Aim of the task
Using the listing below, select the lines with the word "average" and copy them.

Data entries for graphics
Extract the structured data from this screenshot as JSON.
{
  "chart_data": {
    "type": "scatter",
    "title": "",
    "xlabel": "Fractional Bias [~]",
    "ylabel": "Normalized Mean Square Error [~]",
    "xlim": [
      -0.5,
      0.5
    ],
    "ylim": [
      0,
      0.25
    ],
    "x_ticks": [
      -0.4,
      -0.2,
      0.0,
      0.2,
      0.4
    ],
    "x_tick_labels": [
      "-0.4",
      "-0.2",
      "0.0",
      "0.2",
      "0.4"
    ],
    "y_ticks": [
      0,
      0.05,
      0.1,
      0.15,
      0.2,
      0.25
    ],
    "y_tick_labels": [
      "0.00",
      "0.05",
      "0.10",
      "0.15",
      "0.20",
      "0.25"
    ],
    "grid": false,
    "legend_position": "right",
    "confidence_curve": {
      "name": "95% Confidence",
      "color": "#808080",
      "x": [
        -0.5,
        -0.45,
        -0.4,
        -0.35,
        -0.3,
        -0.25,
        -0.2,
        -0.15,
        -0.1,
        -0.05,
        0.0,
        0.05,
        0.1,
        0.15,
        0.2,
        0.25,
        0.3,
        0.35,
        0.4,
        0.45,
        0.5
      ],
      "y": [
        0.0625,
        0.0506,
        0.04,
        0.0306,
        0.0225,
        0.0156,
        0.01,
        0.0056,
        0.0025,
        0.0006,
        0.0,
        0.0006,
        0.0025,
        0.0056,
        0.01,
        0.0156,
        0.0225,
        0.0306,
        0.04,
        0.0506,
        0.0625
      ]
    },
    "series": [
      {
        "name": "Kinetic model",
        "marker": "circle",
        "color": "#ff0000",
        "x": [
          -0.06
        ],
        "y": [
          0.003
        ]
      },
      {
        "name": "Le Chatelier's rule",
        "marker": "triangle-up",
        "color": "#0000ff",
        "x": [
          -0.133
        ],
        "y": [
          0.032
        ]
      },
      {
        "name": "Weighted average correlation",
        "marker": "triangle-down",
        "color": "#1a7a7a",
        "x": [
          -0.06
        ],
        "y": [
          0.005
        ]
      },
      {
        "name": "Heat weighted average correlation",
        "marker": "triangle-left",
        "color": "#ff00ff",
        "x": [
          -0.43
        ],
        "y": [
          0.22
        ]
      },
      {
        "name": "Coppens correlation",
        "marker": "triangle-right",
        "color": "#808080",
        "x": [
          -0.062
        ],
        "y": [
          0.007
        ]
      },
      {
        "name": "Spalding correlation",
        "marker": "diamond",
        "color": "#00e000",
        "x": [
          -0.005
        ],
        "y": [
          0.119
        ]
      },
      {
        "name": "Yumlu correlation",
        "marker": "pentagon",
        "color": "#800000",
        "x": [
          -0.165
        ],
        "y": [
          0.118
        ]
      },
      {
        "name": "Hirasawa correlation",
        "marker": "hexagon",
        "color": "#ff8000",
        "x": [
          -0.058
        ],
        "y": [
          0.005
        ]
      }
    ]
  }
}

Problem solution
        "name": "Weighted average correlation",
        "name": "Heat weighted average correlation",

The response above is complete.